Exactly as written, quote every line that follows, skipping the images.

···

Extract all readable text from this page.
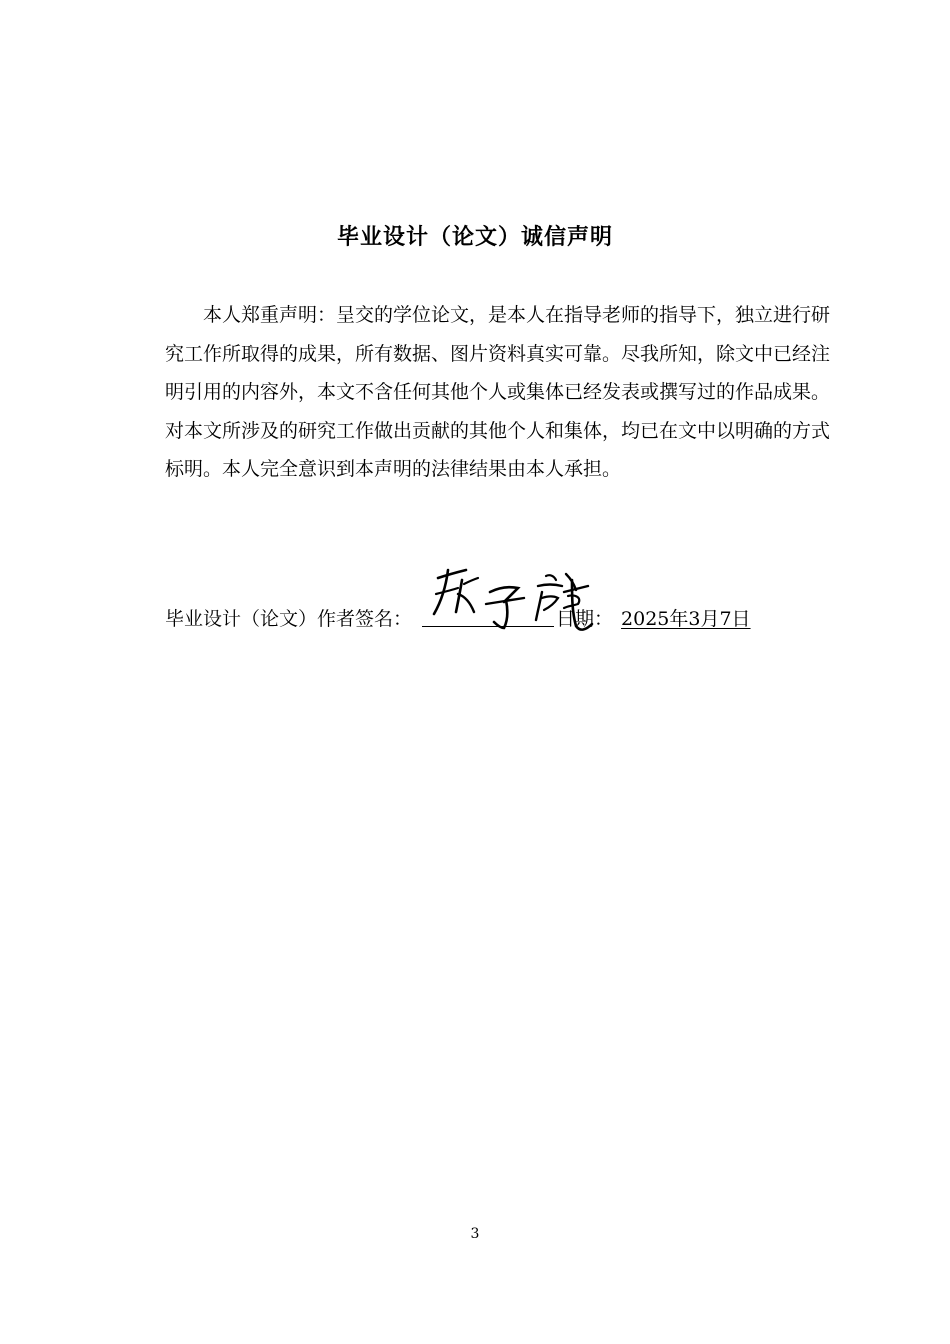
毕业设计（论文）诚信声明

本人郑重声明：呈交的学位论文，是本人在指导老师的指导下，独立进行研究工作所取得的成果，所有数据、图片资料真实可靠。尽我所知，除文中已经注明引用的内容外，本文不含任何其他个人或集体已经发表或撰写过的作品成果。对本文所涉及的研究工作做出贡献的其他个人和集体，均已在文中以明确的方式标明。本人完全意识到本声明的法律结果由本人承担。

毕业设计（论文）作者签名：	日期： 2025年3月7日
3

···

◆ Answer for this exercise ◆
Extract all readable text from this page.
毕业设计（论文）诚信声明

本人郑重声明：呈交的学位论文，是本人在指导老师的指导下，独立进行研究工作所取得的成果，所有数据、图片资料真实可靠。尽我所知，除文中已经注明引用的内容外，本文不含任何其他个人或集体已经发表或撰写过的作品成果。对本文所涉及的研究工作做出贡献的其他个人和集体，均已在文中以明确的方式标明。本人完全意识到本声明的法律结果由本人承担。

毕业设计（论文）作者签名：	日期： 2025年3月7日
3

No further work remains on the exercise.